[Data entries for graphics]

--*--

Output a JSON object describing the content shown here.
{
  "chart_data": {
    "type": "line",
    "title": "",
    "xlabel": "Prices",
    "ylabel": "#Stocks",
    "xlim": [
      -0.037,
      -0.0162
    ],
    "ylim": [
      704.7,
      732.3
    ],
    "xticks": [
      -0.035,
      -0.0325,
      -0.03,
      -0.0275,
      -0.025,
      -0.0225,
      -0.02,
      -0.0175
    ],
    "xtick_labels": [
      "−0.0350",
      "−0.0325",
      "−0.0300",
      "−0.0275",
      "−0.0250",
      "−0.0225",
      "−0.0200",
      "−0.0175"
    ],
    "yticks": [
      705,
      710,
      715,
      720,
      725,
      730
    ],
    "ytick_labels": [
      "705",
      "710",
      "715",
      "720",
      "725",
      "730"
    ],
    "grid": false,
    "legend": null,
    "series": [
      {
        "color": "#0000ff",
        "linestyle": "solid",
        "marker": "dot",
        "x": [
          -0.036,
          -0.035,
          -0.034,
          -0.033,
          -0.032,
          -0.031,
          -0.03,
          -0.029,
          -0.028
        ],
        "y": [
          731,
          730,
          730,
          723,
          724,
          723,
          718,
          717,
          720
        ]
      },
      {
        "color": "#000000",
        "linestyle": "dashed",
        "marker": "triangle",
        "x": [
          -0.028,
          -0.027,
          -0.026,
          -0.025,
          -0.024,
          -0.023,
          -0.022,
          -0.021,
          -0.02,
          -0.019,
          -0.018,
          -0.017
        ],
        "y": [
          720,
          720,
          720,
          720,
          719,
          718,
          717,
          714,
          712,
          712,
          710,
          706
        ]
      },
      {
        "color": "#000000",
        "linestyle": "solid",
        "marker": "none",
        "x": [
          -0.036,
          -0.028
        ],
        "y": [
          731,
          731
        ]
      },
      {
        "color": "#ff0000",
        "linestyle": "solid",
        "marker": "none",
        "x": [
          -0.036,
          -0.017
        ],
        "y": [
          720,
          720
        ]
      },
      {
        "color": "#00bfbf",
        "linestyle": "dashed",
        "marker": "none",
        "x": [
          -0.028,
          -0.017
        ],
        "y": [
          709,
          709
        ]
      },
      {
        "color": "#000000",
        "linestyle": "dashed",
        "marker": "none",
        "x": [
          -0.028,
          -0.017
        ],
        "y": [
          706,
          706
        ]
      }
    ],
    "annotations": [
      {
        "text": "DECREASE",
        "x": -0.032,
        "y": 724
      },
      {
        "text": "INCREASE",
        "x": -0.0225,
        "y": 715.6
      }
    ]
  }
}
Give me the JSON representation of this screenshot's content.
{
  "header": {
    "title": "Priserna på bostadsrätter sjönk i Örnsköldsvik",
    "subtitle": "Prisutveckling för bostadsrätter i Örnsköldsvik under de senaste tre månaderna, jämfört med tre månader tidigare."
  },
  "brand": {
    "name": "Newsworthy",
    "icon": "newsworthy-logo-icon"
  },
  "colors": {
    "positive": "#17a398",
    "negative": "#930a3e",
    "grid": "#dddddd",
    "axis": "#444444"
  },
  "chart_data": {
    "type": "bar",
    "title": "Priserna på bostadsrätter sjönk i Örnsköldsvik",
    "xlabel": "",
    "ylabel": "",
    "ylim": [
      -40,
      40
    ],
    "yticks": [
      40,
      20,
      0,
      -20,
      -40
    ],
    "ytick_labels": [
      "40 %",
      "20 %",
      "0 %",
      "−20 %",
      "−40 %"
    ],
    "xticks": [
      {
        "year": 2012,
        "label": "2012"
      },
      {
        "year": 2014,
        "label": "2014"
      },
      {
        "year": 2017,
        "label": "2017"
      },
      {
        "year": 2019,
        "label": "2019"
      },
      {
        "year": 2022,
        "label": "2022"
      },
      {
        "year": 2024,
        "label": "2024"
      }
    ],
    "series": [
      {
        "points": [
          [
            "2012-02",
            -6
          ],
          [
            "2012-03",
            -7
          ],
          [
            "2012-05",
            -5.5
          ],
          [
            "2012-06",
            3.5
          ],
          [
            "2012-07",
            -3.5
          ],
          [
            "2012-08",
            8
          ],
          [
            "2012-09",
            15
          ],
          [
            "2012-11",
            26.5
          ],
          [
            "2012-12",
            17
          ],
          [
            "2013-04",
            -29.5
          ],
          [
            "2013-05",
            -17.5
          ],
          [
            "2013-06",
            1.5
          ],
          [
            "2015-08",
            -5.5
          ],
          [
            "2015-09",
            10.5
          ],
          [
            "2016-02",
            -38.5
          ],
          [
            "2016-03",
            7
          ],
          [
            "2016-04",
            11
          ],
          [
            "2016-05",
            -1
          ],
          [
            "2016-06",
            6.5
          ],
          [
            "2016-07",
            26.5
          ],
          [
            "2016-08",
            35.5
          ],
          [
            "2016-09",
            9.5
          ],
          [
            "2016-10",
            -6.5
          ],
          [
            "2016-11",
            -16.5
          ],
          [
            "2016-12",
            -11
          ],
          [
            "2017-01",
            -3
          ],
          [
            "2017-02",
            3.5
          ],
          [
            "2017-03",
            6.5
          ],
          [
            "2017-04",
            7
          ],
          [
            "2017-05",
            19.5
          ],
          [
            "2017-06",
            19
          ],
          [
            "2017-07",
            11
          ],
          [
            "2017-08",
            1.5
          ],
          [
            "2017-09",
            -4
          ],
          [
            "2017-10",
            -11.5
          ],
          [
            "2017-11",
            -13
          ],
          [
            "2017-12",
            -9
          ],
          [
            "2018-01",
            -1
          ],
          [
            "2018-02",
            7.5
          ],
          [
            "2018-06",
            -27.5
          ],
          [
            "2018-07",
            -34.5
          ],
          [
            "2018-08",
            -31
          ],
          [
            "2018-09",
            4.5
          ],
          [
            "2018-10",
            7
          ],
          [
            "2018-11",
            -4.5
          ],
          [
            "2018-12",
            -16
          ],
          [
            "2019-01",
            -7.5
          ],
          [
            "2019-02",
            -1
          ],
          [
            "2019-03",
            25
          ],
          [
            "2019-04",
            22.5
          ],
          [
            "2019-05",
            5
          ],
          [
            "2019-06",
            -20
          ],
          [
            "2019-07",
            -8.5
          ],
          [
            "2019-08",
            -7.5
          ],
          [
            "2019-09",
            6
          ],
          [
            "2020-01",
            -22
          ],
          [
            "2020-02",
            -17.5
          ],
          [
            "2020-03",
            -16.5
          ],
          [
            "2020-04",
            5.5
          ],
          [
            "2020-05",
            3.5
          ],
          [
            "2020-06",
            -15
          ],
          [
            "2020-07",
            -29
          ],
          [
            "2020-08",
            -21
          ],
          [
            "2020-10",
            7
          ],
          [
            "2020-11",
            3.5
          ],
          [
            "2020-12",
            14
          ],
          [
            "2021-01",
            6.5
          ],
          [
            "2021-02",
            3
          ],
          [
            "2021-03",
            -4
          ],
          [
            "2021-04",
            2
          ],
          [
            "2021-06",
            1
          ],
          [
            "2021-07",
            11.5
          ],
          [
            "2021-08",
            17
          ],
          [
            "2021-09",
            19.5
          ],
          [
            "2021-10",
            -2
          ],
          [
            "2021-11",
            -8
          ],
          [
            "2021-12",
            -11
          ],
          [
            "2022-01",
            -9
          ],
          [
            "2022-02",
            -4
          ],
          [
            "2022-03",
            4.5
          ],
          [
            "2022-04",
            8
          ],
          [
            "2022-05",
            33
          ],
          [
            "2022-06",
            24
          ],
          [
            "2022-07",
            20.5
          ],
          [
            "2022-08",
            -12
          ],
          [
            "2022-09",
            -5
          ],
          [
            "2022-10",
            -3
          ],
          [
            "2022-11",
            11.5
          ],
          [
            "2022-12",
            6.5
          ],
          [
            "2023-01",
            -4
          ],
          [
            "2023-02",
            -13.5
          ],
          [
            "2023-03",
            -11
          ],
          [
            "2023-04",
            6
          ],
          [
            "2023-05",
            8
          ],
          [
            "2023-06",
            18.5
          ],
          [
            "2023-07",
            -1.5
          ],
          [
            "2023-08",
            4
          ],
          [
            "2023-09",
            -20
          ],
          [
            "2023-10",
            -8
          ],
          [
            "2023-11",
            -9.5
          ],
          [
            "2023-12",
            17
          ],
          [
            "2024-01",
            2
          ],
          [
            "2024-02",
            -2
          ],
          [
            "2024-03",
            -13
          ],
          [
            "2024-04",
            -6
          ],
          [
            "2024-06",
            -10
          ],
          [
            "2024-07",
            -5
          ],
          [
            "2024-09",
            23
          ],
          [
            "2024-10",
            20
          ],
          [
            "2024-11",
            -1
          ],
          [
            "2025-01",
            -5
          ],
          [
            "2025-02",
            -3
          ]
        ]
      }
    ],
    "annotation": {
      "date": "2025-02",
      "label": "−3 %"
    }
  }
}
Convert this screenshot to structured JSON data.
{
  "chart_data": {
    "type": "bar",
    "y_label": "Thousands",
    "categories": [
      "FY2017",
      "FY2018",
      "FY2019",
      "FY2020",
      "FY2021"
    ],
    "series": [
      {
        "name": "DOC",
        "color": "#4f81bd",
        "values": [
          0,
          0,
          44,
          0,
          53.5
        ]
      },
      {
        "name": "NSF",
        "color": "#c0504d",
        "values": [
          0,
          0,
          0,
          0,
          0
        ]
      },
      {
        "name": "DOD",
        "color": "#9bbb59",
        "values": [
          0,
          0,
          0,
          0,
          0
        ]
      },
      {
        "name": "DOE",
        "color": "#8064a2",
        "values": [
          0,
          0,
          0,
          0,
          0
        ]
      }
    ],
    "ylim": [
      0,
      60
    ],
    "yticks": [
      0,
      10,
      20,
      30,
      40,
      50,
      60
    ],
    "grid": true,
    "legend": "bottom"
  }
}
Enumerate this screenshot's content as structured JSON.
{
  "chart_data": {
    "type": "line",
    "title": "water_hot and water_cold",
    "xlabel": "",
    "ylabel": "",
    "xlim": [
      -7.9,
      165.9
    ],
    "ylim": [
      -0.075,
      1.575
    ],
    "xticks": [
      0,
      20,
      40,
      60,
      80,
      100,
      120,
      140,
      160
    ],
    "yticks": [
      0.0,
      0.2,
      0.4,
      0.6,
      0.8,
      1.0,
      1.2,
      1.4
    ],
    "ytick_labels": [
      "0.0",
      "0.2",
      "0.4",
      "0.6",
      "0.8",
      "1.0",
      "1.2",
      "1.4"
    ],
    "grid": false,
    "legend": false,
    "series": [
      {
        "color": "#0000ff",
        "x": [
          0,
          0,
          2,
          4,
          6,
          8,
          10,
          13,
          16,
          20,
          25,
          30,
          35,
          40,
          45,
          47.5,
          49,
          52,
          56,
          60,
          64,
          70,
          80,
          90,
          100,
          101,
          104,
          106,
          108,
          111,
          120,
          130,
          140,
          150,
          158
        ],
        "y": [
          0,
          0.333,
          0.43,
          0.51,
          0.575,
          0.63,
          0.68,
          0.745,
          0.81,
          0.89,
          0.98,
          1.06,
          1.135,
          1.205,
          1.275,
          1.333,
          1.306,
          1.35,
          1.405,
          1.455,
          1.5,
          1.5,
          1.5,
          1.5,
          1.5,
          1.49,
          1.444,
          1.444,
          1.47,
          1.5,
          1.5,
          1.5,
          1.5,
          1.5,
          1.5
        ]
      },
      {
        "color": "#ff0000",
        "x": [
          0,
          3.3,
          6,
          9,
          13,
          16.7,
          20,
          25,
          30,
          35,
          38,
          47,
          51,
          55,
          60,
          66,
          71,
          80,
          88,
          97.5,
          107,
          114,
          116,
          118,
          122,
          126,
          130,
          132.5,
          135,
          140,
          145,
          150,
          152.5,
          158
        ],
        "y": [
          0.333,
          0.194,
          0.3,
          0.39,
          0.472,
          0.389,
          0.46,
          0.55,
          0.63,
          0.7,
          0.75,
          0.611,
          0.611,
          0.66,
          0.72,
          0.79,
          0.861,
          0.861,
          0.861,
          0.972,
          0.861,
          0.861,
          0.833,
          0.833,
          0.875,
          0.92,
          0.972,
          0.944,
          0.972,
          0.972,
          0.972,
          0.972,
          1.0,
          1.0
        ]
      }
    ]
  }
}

--*--

Aim of the task: Count each line of the entries that holds the word "this", then state the total and nothing more.

Final answer: 3